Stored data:

---+---

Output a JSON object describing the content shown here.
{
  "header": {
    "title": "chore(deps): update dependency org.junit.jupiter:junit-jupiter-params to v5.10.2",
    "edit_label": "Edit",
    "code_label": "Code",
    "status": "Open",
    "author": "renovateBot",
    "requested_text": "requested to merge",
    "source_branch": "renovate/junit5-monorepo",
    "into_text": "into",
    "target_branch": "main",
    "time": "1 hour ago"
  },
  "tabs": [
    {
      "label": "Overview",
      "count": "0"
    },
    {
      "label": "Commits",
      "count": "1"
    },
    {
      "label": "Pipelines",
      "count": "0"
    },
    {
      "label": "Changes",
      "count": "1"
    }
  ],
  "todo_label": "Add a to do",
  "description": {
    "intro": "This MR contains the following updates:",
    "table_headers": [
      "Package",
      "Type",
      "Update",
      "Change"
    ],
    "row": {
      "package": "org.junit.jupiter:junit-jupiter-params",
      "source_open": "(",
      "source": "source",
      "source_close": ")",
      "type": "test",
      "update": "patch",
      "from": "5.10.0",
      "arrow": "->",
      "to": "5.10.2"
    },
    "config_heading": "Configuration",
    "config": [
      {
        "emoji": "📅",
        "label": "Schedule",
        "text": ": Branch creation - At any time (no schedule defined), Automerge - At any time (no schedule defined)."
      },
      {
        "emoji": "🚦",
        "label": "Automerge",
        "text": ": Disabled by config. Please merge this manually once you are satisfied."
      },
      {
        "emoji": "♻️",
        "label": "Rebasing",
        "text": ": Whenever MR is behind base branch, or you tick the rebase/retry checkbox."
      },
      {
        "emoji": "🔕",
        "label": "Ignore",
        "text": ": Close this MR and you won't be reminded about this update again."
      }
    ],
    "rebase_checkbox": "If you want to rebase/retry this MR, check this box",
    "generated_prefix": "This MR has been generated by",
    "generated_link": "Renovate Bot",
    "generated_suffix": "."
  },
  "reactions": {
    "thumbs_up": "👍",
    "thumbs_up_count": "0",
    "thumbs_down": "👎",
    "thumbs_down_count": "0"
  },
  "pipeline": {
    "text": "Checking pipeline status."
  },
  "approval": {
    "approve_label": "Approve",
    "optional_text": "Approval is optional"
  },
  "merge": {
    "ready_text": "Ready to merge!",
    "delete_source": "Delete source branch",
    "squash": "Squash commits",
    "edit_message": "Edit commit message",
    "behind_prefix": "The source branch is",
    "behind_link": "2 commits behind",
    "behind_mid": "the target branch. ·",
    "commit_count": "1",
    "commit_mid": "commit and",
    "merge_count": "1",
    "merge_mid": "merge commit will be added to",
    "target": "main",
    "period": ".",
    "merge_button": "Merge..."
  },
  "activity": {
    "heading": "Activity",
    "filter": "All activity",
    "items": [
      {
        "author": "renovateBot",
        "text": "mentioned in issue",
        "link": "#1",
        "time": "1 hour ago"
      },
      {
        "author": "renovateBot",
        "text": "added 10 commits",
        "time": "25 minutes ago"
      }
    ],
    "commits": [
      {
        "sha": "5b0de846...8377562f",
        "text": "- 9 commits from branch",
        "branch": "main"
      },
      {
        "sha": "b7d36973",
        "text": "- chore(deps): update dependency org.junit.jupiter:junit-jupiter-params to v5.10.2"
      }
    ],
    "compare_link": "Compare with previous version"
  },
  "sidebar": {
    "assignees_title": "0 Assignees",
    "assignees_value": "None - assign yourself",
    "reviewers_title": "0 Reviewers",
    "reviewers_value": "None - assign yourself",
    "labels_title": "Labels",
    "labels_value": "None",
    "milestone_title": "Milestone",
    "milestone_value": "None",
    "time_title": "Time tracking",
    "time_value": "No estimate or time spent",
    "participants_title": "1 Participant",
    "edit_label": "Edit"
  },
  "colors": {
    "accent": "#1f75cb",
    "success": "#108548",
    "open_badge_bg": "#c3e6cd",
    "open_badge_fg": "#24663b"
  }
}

---+---

#### Objective:
Write out all of the records once more, exactly.

#### Final result:
Output a JSON object describing the content shown here.
{
  "header": {
    "title": "chore(deps): update dependency org.junit.jupiter:junit-jupiter-params to v5.10.2",
    "edit_label": "Edit",
    "code_label": "Code",
    "status": "Open",
    "author": "renovateBot",
    "requested_text": "requested to merge",
    "source_branch": "renovate/junit5-monorepo",
    "into_text": "into",
    "target_branch": "main",
    "time": "1 hour ago"
  },
  "tabs": [
    {
      "label": "Overview",
      "count": "0"
    },
    {
      "label": "Commits",
      "count": "1"
    },
    {
      "label": "Pipelines",
      "count": "0"
    },
    {
      "label": "Changes",
      "count": "1"
    }
  ],
  "todo_label": "Add a to do",
  "description": {
    "intro": "This MR contains the following updates:",
    "table_headers": [
      "Package",
      "Type",
      "Update",
      "Change"
    ],
    "row": {
      "package": "org.junit.jupiter:junit-jupiter-params",
      "source_open": "(",
      "source": "source",
      "source_close": ")",
      "type": "test",
      "update": "patch",
      "from": "5.10.0",
      "arrow": "->",
      "to": "5.10.2"
    },
    "config_heading": "Configuration",
    "config": [
      {
        "emoji": "📅",
        "label": "Schedule",
        "text": ": Branch creation - At any time (no schedule defined), Automerge - At any time (no schedule defined)."
      },
      {
        "emoji": "🚦",
        "label": "Automerge",
        "text": ": Disabled by config. Please merge this manually once you are satisfied."
      },
      {
        "emoji": "♻️",
        "label": "Rebasing",
        "text": ": Whenever MR is behind base branch, or you tick the rebase/retry checkbox."
      },
      {
        "emoji": "🔕",
        "label": "Ignore",
        "text": ": Close this MR and you won't be reminded about this update again."
      }
    ],
    "rebase_checkbox": "If you want to rebase/retry this MR, check this box",
    "generated_prefix": "This MR has been generated by",
    "generated_link": "Renovate Bot",
    "generated_suffix": "."
  },
  "reactions": {
    "thumbs_up": "👍",
    "thumbs_up_count": "0",
    "thumbs_down": "👎",
    "thumbs_down_count": "0"
  },
  "pipeline": {
    "text": "Checking pipeline status."
  },
  "approval": {
    "approve_label": "Approve",
    "optional_text": "Approval is optional"
  },
  "merge": {
    "ready_text": "Ready to merge!",
    "delete_source": "Delete source branch",
    "squash": "Squash commits",
    "edit_message": "Edit commit message",
    "behind_prefix": "The source branch is",
    "behind_link": "2 commits behind",
    "behind_mid": "the target branch. ·",
    "commit_count": "1",
    "commit_mid": "commit and",
    "merge_count": "1",
    "merge_mid": "merge commit will be added to",
    "target": "main",
    "period": ".",
    "merge_button": "Merge..."
  },
  "activity": {
    "heading": "Activity",
    "filter": "All activity",
    "items": [
      {
        "author": "renovateBot",
        "text": "mentioned in issue",
        "link": "#1",
        "time": "1 hour ago"
      },
      {
        "author": "renovateBot",
        "text": "added 10 commits",
        "time": "25 minutes ago"
      }
    ],
    "commits": [
      {
        "sha": "5b0de846...8377562f",
        "text": "- 9 commits from branch",
        "branch": "main"
      },
      {
        "sha": "b7d36973",
        "text": "- chore(deps): update dependency org.junit.jupiter:junit-jupiter-params to v5.10.2"
      }
    ],
    "compare_link": "Compare with previous version"
  },
  "sidebar": {
    "assignees_title": "0 Assignees",
    "assignees_value": "None - assign yourself",
    "reviewers_title": "0 Reviewers",
    "reviewers_value": "None - assign yourself",
    "labels_title": "Labels",
    "labels_value": "None",
    "milestone_title": "Milestone",
    "milestone_value": "None",
    "time_title": "Time tracking",
    "time_value": "No estimate or time spent",
    "participants_title": "1 Participant",
    "edit_label": "Edit"
  },
  "colors": {
    "accent": "#1f75cb",
    "success": "#108548",
    "open_badge_bg": "#c3e6cd",
    "open_badge_fg": "#24663b"
  }
}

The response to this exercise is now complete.